- _Written instruction_
Emit the data below verbatim, stripping out any pictures.

- _Data section_

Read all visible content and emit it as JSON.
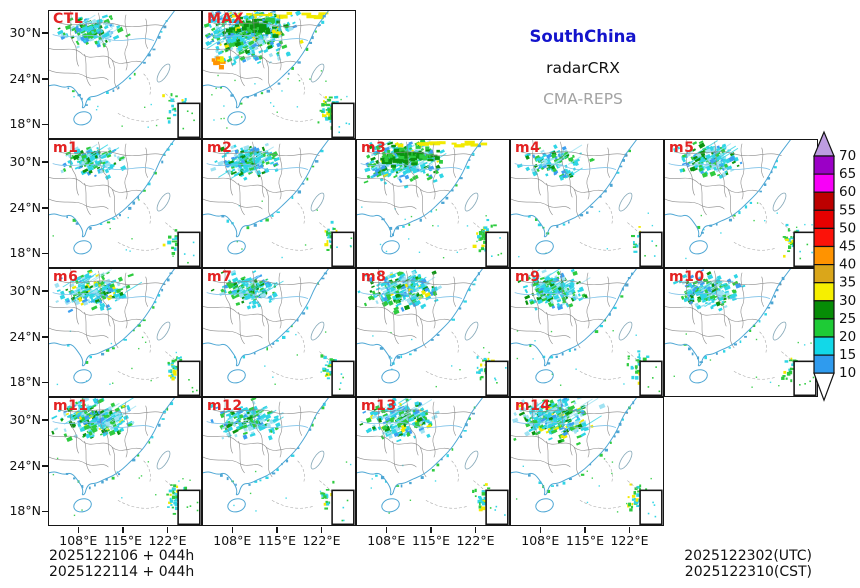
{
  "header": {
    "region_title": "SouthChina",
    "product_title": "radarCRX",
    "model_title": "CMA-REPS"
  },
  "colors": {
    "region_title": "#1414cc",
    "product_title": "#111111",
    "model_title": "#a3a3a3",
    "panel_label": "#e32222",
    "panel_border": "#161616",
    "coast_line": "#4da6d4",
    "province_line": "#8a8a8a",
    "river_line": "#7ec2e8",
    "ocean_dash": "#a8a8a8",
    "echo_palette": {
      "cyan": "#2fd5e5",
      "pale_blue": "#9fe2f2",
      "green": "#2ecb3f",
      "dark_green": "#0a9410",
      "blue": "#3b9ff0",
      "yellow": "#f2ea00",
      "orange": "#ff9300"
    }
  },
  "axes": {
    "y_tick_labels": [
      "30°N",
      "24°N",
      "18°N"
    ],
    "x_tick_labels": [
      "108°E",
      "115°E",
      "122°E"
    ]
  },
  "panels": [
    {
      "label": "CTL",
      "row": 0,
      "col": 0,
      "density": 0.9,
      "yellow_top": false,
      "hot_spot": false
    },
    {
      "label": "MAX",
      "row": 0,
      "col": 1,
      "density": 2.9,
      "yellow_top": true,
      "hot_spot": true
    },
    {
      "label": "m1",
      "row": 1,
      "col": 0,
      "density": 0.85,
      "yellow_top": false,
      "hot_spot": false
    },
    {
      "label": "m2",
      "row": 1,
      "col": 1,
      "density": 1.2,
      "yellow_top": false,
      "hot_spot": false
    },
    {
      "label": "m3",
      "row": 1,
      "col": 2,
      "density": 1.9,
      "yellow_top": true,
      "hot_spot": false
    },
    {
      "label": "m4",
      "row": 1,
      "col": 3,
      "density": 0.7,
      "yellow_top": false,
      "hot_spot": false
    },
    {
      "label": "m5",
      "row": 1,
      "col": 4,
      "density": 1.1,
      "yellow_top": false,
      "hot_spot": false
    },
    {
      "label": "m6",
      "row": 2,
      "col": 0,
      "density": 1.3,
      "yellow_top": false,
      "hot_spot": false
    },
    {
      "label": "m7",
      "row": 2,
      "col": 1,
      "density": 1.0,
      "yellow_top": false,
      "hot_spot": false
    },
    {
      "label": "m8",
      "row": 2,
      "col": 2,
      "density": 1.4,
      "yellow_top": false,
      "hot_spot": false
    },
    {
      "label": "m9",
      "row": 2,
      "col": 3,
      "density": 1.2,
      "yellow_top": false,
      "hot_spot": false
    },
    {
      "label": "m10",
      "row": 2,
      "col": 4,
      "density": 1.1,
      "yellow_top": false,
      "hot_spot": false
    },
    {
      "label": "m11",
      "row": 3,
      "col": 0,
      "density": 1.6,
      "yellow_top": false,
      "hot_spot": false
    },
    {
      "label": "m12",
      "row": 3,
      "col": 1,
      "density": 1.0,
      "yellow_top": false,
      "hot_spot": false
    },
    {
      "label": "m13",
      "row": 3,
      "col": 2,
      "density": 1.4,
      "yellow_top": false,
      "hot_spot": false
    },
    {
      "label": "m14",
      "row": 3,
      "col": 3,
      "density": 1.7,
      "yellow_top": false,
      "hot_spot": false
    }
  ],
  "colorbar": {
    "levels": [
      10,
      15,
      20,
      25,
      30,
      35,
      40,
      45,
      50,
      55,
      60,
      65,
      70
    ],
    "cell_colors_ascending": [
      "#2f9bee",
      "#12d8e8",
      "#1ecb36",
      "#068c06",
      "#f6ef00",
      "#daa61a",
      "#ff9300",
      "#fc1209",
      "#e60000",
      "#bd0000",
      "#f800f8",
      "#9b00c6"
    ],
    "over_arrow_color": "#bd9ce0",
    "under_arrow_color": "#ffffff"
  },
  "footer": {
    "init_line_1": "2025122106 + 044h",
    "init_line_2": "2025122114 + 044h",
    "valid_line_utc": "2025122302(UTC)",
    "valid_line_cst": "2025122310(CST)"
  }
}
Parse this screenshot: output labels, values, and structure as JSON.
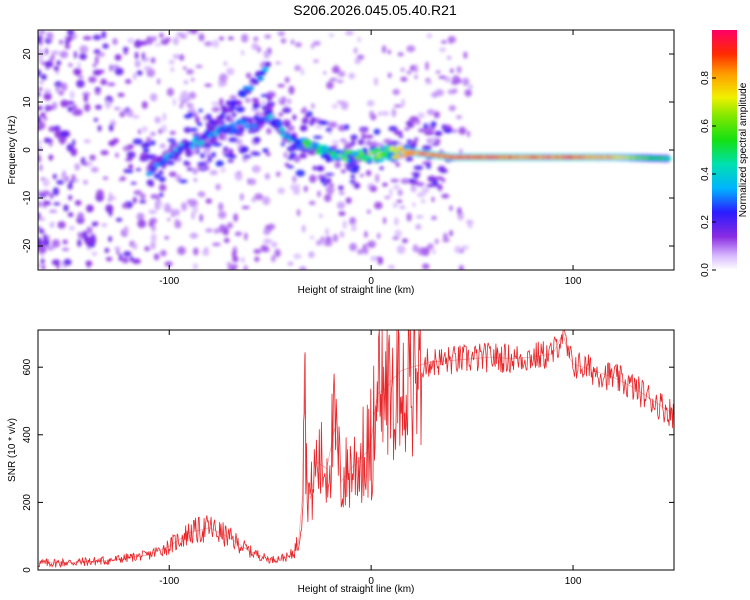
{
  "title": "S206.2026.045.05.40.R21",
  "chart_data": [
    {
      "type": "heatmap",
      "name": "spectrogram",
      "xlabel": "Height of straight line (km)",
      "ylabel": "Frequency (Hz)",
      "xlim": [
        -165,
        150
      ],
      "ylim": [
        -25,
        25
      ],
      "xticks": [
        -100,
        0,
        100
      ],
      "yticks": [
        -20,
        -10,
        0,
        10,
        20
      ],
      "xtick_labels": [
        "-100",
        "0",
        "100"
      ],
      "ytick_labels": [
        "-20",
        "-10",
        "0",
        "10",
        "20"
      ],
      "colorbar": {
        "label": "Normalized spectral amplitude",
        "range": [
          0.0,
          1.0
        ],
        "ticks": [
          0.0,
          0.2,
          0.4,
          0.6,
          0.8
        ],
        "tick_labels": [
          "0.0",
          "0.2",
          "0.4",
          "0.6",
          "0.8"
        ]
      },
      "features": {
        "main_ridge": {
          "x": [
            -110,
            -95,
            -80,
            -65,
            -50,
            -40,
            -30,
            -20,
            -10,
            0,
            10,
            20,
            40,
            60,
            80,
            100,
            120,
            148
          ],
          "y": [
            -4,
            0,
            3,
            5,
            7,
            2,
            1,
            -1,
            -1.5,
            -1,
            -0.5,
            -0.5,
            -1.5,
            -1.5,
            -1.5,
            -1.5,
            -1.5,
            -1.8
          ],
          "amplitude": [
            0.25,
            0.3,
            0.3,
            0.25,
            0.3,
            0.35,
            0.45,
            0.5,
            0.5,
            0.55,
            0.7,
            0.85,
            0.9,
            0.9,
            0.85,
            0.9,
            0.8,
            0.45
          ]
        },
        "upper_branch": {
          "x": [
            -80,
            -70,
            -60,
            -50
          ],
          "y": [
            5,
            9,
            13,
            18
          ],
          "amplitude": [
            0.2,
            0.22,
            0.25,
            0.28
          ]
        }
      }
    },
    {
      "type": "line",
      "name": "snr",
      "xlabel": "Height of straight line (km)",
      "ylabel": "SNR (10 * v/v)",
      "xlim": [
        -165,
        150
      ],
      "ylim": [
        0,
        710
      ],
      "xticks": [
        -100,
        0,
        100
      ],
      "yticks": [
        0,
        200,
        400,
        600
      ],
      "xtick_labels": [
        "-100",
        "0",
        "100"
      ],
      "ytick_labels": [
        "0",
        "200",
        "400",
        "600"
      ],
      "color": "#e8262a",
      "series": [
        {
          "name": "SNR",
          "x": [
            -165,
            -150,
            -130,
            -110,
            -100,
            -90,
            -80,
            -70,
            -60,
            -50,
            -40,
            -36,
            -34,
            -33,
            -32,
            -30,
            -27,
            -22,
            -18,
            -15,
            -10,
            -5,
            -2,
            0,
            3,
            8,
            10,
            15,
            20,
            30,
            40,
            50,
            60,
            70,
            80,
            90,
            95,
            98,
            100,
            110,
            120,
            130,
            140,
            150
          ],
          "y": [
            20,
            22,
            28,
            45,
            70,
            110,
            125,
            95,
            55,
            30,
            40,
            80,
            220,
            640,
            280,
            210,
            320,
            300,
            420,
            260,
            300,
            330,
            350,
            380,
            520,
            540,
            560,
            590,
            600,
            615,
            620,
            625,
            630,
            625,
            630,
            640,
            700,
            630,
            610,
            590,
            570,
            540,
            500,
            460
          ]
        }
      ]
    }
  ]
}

- _Exercise solution_
Read all visible content and emit it as JSON.
{
  "header": {
    "region_title": "SouthChina",
    "product_title": "radarCRX",
    "model_title": "CMA-REPS"
  },
  "colors": {
    "region_title": "#1414cc",
    "product_title": "#111111",
    "model_title": "#a3a3a3",
    "panel_label": "#e32222",
    "panel_border": "#161616",
    "coast_line": "#4da6d4",
    "province_line": "#8a8a8a",
    "river_line": "#7ec2e8",
    "ocean_dash": "#a8a8a8",
    "echo_palette": {
      "cyan": "#2fd5e5",
      "pale_blue": "#9fe2f2",
      "green": "#2ecb3f",
      "dark_green": "#0a9410",
      "blue": "#3b9ff0",
      "yellow": "#f2ea00",
      "orange": "#ff9300"
    }
  },
  "axes": {
    "y_tick_labels": [
      "30°N",
      "24°N",
      "18°N"
    ],
    "x_tick_labels": [
      "108°E",
      "115°E",
      "122°E"
    ]
  },
  "panels": [
    {
      "label": "CTL",
      "row": 0,
      "col": 0,
      "density": 0.9,
      "yellow_top": false,
      "hot_spot": false
    },
    {
      "label": "MAX",
      "row": 0,
      "col": 1,
      "density": 2.9,
      "yellow_top": true,
      "hot_spot": true
    },
    {
      "label": "m1",
      "row": 1,
      "col": 0,
      "density": 0.85,
      "yellow_top": false,
      "hot_spot": false
    },
    {
      "label": "m2",
      "row": 1,
      "col": 1,
      "density": 1.2,
      "yellow_top": false,
      "hot_spot": false
    },
    {
      "label": "m3",
      "row": 1,
      "col": 2,
      "density": 1.9,
      "yellow_top": true,
      "hot_spot": false
    },
    {
      "label": "m4",
      "row": 1,
      "col": 3,
      "density": 0.7,
      "yellow_top": false,
      "hot_spot": false
    },
    {
      "label": "m5",
      "row": 1,
      "col": 4,
      "density": 1.1,
      "yellow_top": false,
      "hot_spot": false
    },
    {
      "label": "m6",
      "row": 2,
      "col": 0,
      "density": 1.3,
      "yellow_top": false,
      "hot_spot": false
    },
    {
      "label": "m7",
      "row": 2,
      "col": 1,
      "density": 1.0,
      "yellow_top": false,
      "hot_spot": false
    },
    {
      "label": "m8",
      "row": 2,
      "col": 2,
      "density": 1.4,
      "yellow_top": false,
      "hot_spot": false
    },
    {
      "label": "m9",
      "row": 2,
      "col": 3,
      "density": 1.2,
      "yellow_top": false,
      "hot_spot": false
    },
    {
      "label": "m10",
      "row": 2,
      "col": 4,
      "density": 1.1,
      "yellow_top": false,
      "hot_spot": false
    },
    {
      "label": "m11",
      "row": 3,
      "col": 0,
      "density": 1.6,
      "yellow_top": false,
      "hot_spot": false
    },
    {
      "label": "m12",
      "row": 3,
      "col": 1,
      "density": 1.0,
      "yellow_top": false,
      "hot_spot": false
    },
    {
      "label": "m13",
      "row": 3,
      "col": 2,
      "density": 1.4,
      "yellow_top": false,
      "hot_spot": false
    },
    {
      "label": "m14",
      "row": 3,
      "col": 3,
      "density": 1.7,
      "yellow_top": false,
      "hot_spot": false
    }
  ],
  "colorbar": {
    "levels": [
      10,
      15,
      20,
      25,
      30,
      35,
      40,
      45,
      50,
      55,
      60,
      65,
      70
    ],
    "cell_colors_ascending": [
      "#2f9bee",
      "#12d8e8",
      "#1ecb36",
      "#068c06",
      "#f6ef00",
      "#daa61a",
      "#ff9300",
      "#fc1209",
      "#e60000",
      "#bd0000",
      "#f800f8",
      "#9b00c6"
    ],
    "over_arrow_color": "#bd9ce0",
    "under_arrow_color": "#ffffff"
  },
  "footer": {
    "init_line_1": "2025122106 + 044h",
    "init_line_2": "2025122114 + 044h",
    "valid_line_utc": "2025122302(UTC)",
    "valid_line_cst": "2025122310(CST)"
  }
}
Parse this screenshot: output labels, values, and structure as JSON.
{
  "title": "S206.2026.045.05.40.R21",
  "chart_data": [
    {
      "type": "heatmap",
      "name": "spectrogram",
      "xlabel": "Height of straight line (km)",
      "ylabel": "Frequency (Hz)",
      "xlim": [
        -165,
        150
      ],
      "ylim": [
        -25,
        25
      ],
      "xticks": [
        -100,
        0,
        100
      ],
      "yticks": [
        -20,
        -10,
        0,
        10,
        20
      ],
      "xtick_labels": [
        "-100",
        "0",
        "100"
      ],
      "ytick_labels": [
        "-20",
        "-10",
        "0",
        "10",
        "20"
      ],
      "colorbar": {
        "label": "Normalized spectral amplitude",
        "range": [
          0.0,
          1.0
        ],
        "ticks": [
          0.0,
          0.2,
          0.4,
          0.6,
          0.8
        ],
        "tick_labels": [
          "0.0",
          "0.2",
          "0.4",
          "0.6",
          "0.8"
        ]
      },
      "features": {
        "main_ridge": {
          "x": [
            -110,
            -95,
            -80,
            -65,
            -50,
            -40,
            -30,
            -20,
            -10,
            0,
            10,
            20,
            40,
            60,
            80,
            100,
            120,
            148
          ],
          "y": [
            -4,
            0,
            3,
            5,
            7,
            2,
            1,
            -1,
            -1.5,
            -1,
            -0.5,
            -0.5,
            -1.5,
            -1.5,
            -1.5,
            -1.5,
            -1.5,
            -1.8
          ],
          "amplitude": [
            0.25,
            0.3,
            0.3,
            0.25,
            0.3,
            0.35,
            0.45,
            0.5,
            0.5,
            0.55,
            0.7,
            0.85,
            0.9,
            0.9,
            0.85,
            0.9,
            0.8,
            0.45
          ]
        },
        "upper_branch": {
          "x": [
            -80,
            -70,
            -60,
            -50
          ],
          "y": [
            5,
            9,
            13,
            18
          ],
          "amplitude": [
            0.2,
            0.22,
            0.25,
            0.28
          ]
        }
      }
    },
    {
      "type": "line",
      "name": "snr",
      "xlabel": "Height of straight line (km)",
      "ylabel": "SNR (10 * v/v)",
      "xlim": [
        -165,
        150
      ],
      "ylim": [
        0,
        710
      ],
      "xticks": [
        -100,
        0,
        100
      ],
      "yticks": [
        0,
        200,
        400,
        600
      ],
      "xtick_labels": [
        "-100",
        "0",
        "100"
      ],
      "ytick_labels": [
        "0",
        "200",
        "400",
        "600"
      ],
      "color": "#e8262a",
      "series": [
        {
          "name": "SNR",
          "x": [
            -165,
            -150,
            -130,
            -110,
            -100,
            -90,
            -80,
            -70,
            -60,
            -50,
            -40,
            -36,
            -34,
            -33,
            -32,
            -30,
            -27,
            -22,
            -18,
            -15,
            -10,
            -5,
            -2,
            0,
            3,
            8,
            10,
            15,
            20,
            30,
            40,
            50,
            60,
            70,
            80,
            90,
            95,
            98,
            100,
            110,
            120,
            130,
            140,
            150
          ],
          "y": [
            20,
            22,
            28,
            45,
            70,
            110,
            125,
            95,
            55,
            30,
            40,
            80,
            220,
            640,
            280,
            210,
            320,
            300,
            420,
            260,
            300,
            330,
            350,
            380,
            520,
            540,
            560,
            590,
            600,
            615,
            620,
            625,
            630,
            625,
            630,
            640,
            700,
            630,
            610,
            590,
            570,
            540,
            500,
            460
          ]
        }
      ]
    }
  ]
}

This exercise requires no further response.